*TASK DESCRIPTION*.
Check each line of the data for "puede" and select those that have it.

*SOURCE MATERIAL*.

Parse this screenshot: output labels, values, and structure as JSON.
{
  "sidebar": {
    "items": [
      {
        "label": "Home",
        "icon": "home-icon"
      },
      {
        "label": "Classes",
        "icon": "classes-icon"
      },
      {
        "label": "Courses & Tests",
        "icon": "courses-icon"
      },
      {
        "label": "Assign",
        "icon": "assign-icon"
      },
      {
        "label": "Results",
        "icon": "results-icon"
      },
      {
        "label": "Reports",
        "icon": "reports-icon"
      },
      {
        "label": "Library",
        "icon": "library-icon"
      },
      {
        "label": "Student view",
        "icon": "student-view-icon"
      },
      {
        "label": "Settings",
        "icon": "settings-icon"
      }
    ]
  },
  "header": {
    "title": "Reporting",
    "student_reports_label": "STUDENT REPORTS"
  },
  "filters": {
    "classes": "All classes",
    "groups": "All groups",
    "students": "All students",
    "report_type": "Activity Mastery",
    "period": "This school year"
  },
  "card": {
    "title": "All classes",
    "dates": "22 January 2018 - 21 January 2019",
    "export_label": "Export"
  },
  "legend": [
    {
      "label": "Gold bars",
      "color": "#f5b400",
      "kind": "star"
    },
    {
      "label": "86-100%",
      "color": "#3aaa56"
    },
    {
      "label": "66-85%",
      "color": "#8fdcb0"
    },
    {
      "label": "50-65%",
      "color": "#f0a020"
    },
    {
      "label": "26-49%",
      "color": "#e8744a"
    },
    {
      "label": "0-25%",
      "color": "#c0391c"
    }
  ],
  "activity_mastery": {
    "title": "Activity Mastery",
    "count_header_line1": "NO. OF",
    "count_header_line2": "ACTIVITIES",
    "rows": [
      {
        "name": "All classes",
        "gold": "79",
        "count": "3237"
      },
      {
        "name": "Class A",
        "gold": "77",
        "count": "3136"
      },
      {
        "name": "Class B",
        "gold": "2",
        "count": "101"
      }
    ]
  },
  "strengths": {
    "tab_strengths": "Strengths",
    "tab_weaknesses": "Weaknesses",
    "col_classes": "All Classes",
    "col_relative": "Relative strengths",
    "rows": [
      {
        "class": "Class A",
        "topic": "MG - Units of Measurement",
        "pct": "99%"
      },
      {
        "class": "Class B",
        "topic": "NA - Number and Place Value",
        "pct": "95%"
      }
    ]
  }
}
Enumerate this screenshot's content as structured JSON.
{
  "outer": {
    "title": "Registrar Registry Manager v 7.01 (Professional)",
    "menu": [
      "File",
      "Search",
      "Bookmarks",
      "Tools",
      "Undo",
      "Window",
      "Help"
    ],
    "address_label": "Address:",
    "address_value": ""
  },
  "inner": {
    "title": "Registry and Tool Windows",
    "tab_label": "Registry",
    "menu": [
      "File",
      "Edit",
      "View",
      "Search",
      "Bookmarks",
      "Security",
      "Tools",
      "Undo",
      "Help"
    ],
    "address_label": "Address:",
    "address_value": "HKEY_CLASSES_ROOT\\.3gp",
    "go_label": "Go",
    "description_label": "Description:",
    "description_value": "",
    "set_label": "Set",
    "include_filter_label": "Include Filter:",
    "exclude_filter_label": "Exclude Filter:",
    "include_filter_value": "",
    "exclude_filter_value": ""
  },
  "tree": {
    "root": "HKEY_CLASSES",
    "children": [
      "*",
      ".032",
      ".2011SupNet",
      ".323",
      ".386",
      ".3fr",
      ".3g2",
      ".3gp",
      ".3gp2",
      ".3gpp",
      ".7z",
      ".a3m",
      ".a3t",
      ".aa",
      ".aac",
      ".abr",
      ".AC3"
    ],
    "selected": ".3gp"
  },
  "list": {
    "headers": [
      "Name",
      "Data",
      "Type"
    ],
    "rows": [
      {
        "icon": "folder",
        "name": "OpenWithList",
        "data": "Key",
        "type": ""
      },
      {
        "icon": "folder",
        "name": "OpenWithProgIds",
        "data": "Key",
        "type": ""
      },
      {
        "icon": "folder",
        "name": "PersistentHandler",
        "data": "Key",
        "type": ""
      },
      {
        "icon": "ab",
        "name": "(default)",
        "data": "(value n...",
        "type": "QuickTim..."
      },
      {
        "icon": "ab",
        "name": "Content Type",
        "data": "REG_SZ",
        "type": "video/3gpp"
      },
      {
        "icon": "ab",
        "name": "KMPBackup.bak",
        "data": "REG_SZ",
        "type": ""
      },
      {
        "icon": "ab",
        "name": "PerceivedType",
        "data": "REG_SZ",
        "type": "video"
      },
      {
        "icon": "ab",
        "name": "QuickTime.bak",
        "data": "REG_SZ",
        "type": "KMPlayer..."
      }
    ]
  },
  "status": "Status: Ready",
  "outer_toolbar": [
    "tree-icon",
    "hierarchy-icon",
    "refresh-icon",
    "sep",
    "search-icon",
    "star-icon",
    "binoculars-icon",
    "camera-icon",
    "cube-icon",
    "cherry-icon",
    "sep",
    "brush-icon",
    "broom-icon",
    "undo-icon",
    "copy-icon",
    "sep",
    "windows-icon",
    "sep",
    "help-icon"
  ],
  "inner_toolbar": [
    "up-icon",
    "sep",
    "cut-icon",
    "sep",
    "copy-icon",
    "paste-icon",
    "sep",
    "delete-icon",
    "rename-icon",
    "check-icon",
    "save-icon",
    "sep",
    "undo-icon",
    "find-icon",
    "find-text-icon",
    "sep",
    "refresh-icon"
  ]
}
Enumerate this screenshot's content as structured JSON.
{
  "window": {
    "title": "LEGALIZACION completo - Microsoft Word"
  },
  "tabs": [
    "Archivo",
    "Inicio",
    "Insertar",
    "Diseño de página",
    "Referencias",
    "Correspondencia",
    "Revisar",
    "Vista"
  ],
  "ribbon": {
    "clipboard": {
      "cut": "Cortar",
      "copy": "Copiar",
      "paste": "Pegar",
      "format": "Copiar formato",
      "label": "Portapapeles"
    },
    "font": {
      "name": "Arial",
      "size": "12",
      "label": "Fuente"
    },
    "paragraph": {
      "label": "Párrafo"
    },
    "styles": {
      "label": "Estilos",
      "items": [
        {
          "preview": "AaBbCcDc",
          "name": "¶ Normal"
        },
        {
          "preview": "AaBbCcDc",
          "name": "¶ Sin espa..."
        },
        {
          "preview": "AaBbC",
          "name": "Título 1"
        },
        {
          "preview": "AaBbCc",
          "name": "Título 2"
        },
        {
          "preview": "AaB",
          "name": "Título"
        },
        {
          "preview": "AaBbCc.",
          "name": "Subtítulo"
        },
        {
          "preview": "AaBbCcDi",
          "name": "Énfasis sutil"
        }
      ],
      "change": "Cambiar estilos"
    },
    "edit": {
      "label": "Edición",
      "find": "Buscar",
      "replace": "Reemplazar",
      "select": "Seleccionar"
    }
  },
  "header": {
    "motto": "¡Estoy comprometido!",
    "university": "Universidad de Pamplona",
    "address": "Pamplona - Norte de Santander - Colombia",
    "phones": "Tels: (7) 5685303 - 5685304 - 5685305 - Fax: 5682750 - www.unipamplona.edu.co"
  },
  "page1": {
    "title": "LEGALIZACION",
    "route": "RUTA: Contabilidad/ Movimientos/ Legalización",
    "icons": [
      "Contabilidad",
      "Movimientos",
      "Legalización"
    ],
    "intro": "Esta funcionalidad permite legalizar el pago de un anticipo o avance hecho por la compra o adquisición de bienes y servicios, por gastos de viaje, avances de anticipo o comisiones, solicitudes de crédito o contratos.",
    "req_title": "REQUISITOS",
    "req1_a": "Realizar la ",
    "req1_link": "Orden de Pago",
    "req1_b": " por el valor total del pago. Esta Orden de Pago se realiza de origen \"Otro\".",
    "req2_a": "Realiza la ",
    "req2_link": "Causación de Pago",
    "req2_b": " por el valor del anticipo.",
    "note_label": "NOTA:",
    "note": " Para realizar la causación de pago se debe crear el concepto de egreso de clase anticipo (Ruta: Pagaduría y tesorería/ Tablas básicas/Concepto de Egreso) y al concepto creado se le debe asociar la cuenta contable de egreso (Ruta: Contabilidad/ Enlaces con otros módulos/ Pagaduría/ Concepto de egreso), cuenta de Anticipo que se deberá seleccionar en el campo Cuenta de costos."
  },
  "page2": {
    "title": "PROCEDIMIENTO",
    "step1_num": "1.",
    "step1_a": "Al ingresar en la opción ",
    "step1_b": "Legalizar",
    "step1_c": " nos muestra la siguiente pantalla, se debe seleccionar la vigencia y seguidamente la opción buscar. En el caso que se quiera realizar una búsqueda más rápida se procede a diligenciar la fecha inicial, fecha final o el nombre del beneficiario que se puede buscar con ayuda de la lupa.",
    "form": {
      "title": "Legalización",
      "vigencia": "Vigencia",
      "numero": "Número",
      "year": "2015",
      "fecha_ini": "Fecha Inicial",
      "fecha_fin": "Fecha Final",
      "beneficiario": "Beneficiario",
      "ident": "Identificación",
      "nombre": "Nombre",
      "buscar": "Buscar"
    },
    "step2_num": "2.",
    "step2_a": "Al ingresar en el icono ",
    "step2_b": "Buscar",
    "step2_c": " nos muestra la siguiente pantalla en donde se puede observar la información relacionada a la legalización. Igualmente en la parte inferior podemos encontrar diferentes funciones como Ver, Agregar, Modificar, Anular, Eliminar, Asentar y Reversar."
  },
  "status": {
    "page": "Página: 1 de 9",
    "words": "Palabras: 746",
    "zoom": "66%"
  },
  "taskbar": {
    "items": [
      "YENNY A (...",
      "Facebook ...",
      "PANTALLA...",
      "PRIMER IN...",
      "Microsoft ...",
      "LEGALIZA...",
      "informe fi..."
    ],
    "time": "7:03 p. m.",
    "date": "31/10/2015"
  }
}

*CORRECT ANSWER*.
    "step1_c": " nos muestra la siguiente pantalla, se debe seleccionar la vigencia y seguidamente la opción buscar. En el caso que se quiera realizar una búsqueda más rápida se procede a diligenciar la fecha inicial, fecha final o el nombre del beneficiario que se puede buscar con ayuda de la lupa.",
    "step2_c": " nos muestra la siguiente pantalla en donde se puede observar la información relacionada a la legalización. Igualmente en la parte inferior podemos encontrar diferentes funciones como Ver, Agregar, Modificar, Anular, Eliminar, Asentar y Reversar."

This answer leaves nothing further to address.